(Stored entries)
..........

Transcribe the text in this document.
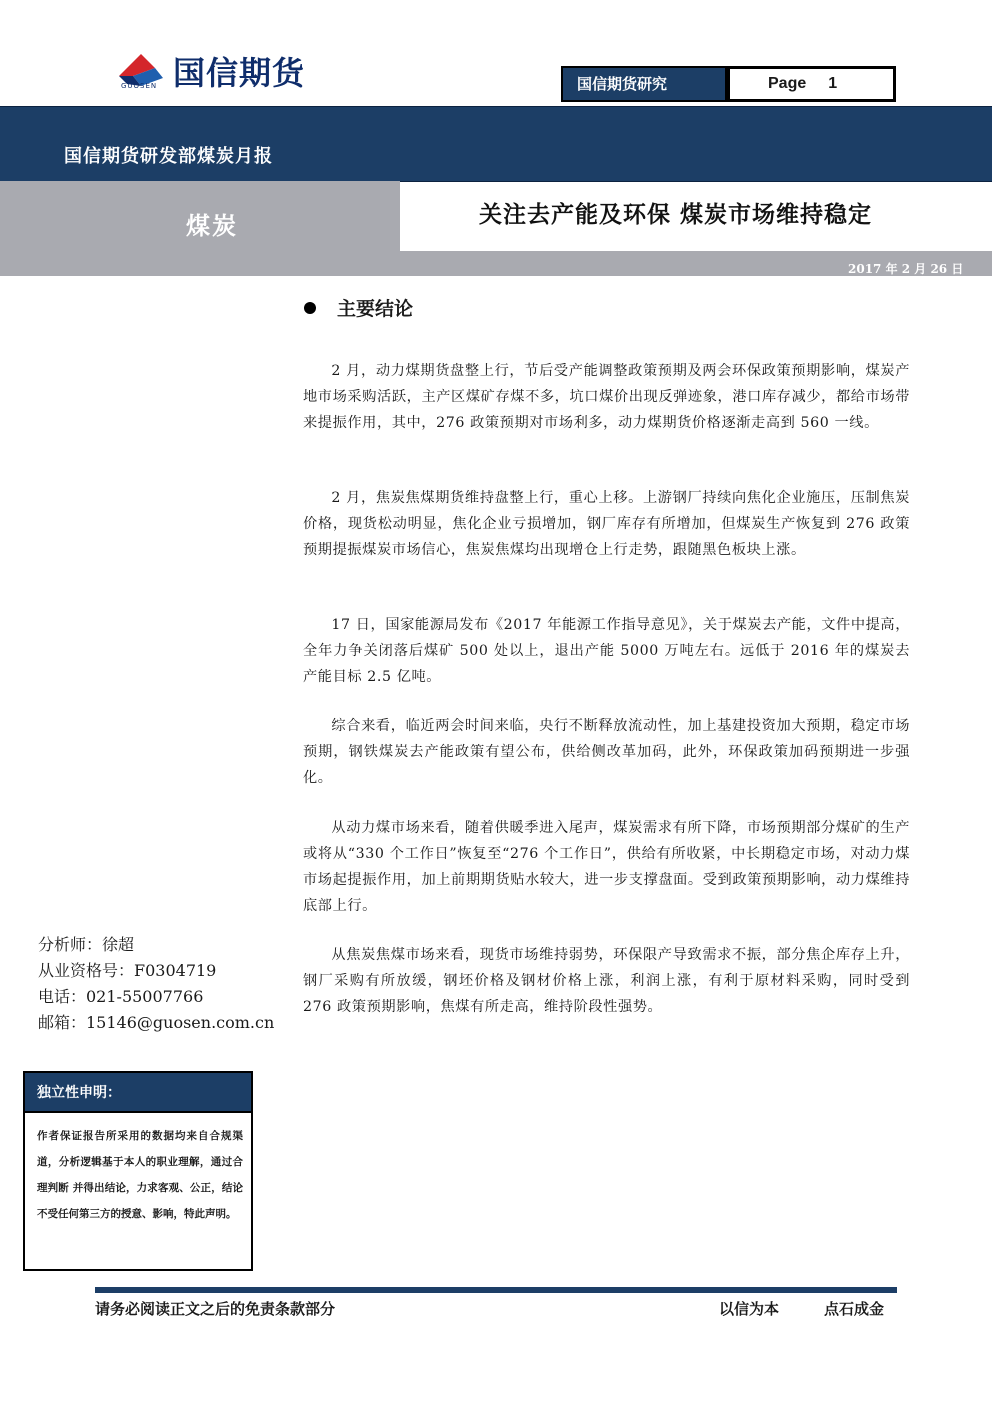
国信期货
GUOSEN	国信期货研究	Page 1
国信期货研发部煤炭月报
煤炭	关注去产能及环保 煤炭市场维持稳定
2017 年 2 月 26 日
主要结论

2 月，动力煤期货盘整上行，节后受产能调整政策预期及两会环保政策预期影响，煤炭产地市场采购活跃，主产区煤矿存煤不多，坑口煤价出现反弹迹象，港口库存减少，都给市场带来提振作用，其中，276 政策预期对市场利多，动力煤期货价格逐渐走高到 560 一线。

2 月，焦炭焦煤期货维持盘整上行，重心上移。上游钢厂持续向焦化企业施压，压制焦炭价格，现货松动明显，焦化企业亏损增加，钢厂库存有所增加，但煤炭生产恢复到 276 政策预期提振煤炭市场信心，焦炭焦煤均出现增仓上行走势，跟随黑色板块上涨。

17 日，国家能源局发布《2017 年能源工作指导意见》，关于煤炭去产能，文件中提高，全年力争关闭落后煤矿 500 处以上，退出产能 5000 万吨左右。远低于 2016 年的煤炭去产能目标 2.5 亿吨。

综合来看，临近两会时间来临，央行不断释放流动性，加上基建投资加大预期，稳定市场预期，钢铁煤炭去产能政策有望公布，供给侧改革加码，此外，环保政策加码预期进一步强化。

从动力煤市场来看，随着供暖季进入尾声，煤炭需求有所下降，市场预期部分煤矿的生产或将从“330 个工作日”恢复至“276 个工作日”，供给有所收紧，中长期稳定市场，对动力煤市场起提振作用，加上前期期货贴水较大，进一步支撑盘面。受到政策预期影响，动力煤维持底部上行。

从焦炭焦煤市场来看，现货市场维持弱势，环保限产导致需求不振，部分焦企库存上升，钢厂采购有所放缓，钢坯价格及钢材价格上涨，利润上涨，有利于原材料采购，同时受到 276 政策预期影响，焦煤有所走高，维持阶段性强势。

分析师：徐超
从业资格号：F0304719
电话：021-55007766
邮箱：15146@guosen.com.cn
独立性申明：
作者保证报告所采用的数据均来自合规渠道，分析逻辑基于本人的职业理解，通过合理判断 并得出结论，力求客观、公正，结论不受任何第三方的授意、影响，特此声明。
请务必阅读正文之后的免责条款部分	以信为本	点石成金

..........

* _INSTRUCTION_
Copy the data character for character, but drop all pictures from the copy.

* _PROBLEM SOLUTION_
Transcribe the text in this document.
国信期货
GUOSEN	国信期货研究	Page 1
国信期货研发部煤炭月报
煤炭	关注去产能及环保 煤炭市场维持稳定
2017 年 2 月 26 日
主要结论

2 月，动力煤期货盘整上行，节后受产能调整政策预期及两会环保政策预期影响，煤炭产地市场采购活跃，主产区煤矿存煤不多，坑口煤价出现反弹迹象，港口库存减少，都给市场带来提振作用，其中，276 政策预期对市场利多，动力煤期货价格逐渐走高到 560 一线。

2 月，焦炭焦煤期货维持盘整上行，重心上移。上游钢厂持续向焦化企业施压，压制焦炭价格，现货松动明显，焦化企业亏损增加，钢厂库存有所增加，但煤炭生产恢复到 276 政策预期提振煤炭市场信心，焦炭焦煤均出现增仓上行走势，跟随黑色板块上涨。

17 日，国家能源局发布《2017 年能源工作指导意见》，关于煤炭去产能，文件中提高，全年力争关闭落后煤矿 500 处以上，退出产能 5000 万吨左右。远低于 2016 年的煤炭去产能目标 2.5 亿吨。

综合来看，临近两会时间来临，央行不断释放流动性，加上基建投资加大预期，稳定市场预期，钢铁煤炭去产能政策有望公布，供给侧改革加码，此外，环保政策加码预期进一步强化。

从动力煤市场来看，随着供暖季进入尾声，煤炭需求有所下降，市场预期部分煤矿的生产或将从“330 个工作日”恢复至“276 个工作日”，供给有所收紧，中长期稳定市场，对动力煤市场起提振作用，加上前期期货贴水较大，进一步支撑盘面。受到政策预期影响，动力煤维持底部上行。

从焦炭焦煤市场来看，现货市场维持弱势，环保限产导致需求不振，部分焦企库存上升，钢厂采购有所放缓，钢坯价格及钢材价格上涨，利润上涨，有利于原材料采购，同时受到 276 政策预期影响，焦煤有所走高，维持阶段性强势。

分析师：徐超
从业资格号：F0304719
电话：021-55007766
邮箱：15146@guosen.com.cn
独立性申明：
作者保证报告所采用的数据均来自合规渠道，分析逻辑基于本人的职业理解，通过合理判断 并得出结论，力求客观、公正，结论不受任何第三方的授意、影响，特此声明。
请务必阅读正文之后的免责条款部分	以信为本	点石成金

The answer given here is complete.